▶ _INSTRUCTION_
The records that follow need to be output exactly as they are.

▶ _DATA SECTION_
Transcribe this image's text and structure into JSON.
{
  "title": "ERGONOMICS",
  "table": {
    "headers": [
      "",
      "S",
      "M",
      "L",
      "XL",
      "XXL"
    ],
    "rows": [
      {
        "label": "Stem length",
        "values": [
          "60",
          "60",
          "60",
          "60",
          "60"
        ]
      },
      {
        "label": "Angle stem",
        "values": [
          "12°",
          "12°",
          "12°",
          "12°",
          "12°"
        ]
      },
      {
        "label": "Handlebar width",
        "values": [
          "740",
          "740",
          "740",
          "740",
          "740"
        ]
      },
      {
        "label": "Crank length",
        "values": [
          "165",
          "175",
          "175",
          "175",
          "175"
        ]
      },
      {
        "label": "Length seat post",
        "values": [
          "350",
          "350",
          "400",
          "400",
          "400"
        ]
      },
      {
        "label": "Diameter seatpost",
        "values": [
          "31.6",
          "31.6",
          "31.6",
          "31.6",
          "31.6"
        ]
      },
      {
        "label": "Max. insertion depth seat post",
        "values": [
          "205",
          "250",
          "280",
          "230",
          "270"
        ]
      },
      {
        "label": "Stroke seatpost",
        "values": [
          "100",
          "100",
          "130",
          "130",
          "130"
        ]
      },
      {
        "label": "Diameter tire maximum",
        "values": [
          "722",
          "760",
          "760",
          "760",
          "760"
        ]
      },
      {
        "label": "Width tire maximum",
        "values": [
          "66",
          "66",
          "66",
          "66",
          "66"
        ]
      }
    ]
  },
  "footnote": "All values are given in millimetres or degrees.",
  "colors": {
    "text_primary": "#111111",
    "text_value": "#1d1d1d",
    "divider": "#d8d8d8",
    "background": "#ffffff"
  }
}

▶ _ANSWER TO THE PROBLEM_
Transcribe this image's text and structure into JSON.
{
  "title": "ERGONOMICS",
  "table": {
    "headers": [
      "",
      "S",
      "M",
      "L",
      "XL",
      "XXL"
    ],
    "rows": [
      {
        "label": "Stem length",
        "values": [
          "60",
          "60",
          "60",
          "60",
          "60"
        ]
      },
      {
        "label": "Angle stem",
        "values": [
          "12°",
          "12°",
          "12°",
          "12°",
          "12°"
        ]
      },
      {
        "label": "Handlebar width",
        "values": [
          "740",
          "740",
          "740",
          "740",
          "740"
        ]
      },
      {
        "label": "Crank length",
        "values": [
          "165",
          "175",
          "175",
          "175",
          "175"
        ]
      },
      {
        "label": "Length seat post",
        "values": [
          "350",
          "350",
          "400",
          "400",
          "400"
        ]
      },
      {
        "label": "Diameter seatpost",
        "values": [
          "31.6",
          "31.6",
          "31.6",
          "31.6",
          "31.6"
        ]
      },
      {
        "label": "Max. insertion depth seat post",
        "values": [
          "205",
          "250",
          "280",
          "230",
          "270"
        ]
      },
      {
        "label": "Stroke seatpost",
        "values": [
          "100",
          "100",
          "130",
          "130",
          "130"
        ]
      },
      {
        "label": "Diameter tire maximum",
        "values": [
          "722",
          "760",
          "760",
          "760",
          "760"
        ]
      },
      {
        "label": "Width tire maximum",
        "values": [
          "66",
          "66",
          "66",
          "66",
          "66"
        ]
      }
    ]
  },
  "footnote": "All values are given in millimetres or degrees.",
  "colors": {
    "text_primary": "#111111",
    "text_value": "#1d1d1d",
    "divider": "#d8d8d8",
    "background": "#ffffff"
  }
}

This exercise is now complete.